A high-quality 12-lead telemetric ECG data system (e.g., the Mortara Surveyor System) can accomplish this while also providing real-time safety monitoring without committing to the cost of Holter recording rental. Such data can be analyzed by standard methods to yield an estimate of "central tendency" in delta-delta-QTc information (as defined in the E14 guidance) and by alternative methods to yield higher-sensitivity, highly useful information (T-wave morphology, beat-to-beat methods, concentration-effect modeling) despite the low N typical of FIH studies

This information will be highly valuable in designing and powering the cardiac safety study that will be required farther down your product's development path. Additionally, the collection of baseline continuous 12-lead information enables elective Holter-equivalent analysis of the baseline when the study participant's post-dose ECG data are found to suggest an abnormality. In most cases, such analysis will show that the observed finding is not new but existed prior to dosing. Often, the findings are relatively minor and would not necessarily be exclusionary per standard screening criteria, but the need is to be confident that the finding is not dose-emergent.

While TdP liability has received justified emphasis, the histories of Fen-Phen and Vioxx have forced us all to recognize the breadth of the cardiac safety problem. Most "hard outcomes" evidence of drug liability for other cardiac safety problems (atherothrombotic events, myocardial function, valvular damage, etc.) will necessarily come from Phase III and IV research. In parallel with the general trend to increasing emphasis on understanding mechanisms and identifying signals of adverse effects in the earliest clinical studies, there is increased emphasis on detecting cardiac safety signals at the FIH stage of development.

Troponin measurements are becoming essentially standard in FIH studies. Echocardiography is employed in Phases I and II. ECG monitoring is more sophisticated in data acquisition (e.g., the Mortara Surveyor System) and data analysis (e.g., the iCardiac analytic toolbox). Noninvasive measures of cardiovascular dynamics - thankfully beyond simple static and postural vital signs - are in use and increasingly sophisticated.

The Desired Outcome - A Higher Value Study & Development Program

Overall, sponsors and CROs are better at working faster. Because specific outsourcing needs vary from case to case, the CRO will work with the sponsor to help determine what is essential to accelerate drug development at the critical preclinical-clinical transition. In the current life sciences environment, it is critical to demand and expect more from the CRO - in outcome accuracy, efficiency, and cost, or, more accurately, in value gained per cost.

> _Recorded data_:

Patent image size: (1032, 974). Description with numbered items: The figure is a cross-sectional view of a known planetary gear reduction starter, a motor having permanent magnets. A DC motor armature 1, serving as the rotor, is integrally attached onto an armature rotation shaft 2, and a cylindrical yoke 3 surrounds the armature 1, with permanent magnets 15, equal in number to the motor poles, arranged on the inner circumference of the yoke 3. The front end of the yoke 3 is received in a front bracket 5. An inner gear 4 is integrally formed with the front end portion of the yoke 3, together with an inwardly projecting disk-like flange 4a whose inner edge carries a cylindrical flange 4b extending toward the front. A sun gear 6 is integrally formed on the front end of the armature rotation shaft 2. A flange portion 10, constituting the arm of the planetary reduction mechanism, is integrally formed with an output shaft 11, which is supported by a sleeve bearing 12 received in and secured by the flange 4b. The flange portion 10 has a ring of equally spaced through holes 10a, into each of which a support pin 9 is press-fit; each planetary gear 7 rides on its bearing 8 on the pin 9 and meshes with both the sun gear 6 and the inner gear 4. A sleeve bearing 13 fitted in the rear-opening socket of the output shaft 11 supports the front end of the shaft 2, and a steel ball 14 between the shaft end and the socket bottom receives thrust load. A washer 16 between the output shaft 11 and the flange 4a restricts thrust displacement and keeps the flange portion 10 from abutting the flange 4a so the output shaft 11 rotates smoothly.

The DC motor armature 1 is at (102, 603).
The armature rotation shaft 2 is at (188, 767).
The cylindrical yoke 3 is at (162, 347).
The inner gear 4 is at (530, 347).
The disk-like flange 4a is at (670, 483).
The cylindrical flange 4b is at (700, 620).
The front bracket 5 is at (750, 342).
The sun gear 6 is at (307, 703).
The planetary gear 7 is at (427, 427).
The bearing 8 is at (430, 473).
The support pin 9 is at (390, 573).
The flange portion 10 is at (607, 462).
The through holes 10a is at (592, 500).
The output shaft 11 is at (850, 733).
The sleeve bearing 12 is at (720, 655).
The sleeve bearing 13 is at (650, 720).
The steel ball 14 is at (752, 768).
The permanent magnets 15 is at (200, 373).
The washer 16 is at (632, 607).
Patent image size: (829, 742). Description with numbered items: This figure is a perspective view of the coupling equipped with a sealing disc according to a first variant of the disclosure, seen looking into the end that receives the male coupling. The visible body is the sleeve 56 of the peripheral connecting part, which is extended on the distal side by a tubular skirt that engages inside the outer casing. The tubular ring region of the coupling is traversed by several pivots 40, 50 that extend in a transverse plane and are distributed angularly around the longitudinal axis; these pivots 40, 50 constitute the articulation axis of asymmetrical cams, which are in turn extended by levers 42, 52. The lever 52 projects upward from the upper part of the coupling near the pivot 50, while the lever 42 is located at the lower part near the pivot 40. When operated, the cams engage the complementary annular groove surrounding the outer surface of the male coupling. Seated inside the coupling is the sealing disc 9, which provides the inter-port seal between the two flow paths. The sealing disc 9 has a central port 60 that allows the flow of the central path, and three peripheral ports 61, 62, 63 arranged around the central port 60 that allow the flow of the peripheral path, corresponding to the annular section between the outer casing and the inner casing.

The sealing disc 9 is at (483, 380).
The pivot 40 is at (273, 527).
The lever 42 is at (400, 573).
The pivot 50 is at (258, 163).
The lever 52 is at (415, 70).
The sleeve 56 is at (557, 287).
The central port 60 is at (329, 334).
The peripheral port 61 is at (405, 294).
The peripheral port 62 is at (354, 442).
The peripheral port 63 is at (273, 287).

> _Brief 1_:
Which alternative analysis methods does the passage on cardiac safety monitoring name as yielding higher-sensitivity information from 12-lead telemetric ECG data?
> _Brief 2_:
Quote the passage on cardiac safety monitoring from the words "The Desired Outcome" through the words "gained per cost.".

> _Written response 1_:
- T-wave morphology
- Beat-to-beat methods
- Concentration-effect modeling

> _Written response 2_:
The Desired Outcome - A Higher Value Study & Development Program

Overall, sponsors and CROs are better at working faster. Because specific outsourcing needs vary from case to case, the CRO will work with the sponsor to help determine what is essential to accelerate drug development at the critical preclinical-clinical transition. In the current life sciences environment, it is critical to demand and expect more from the CRO - in outcome accuracy, efficiency, and cost, or, more accurately, in value gained per cost.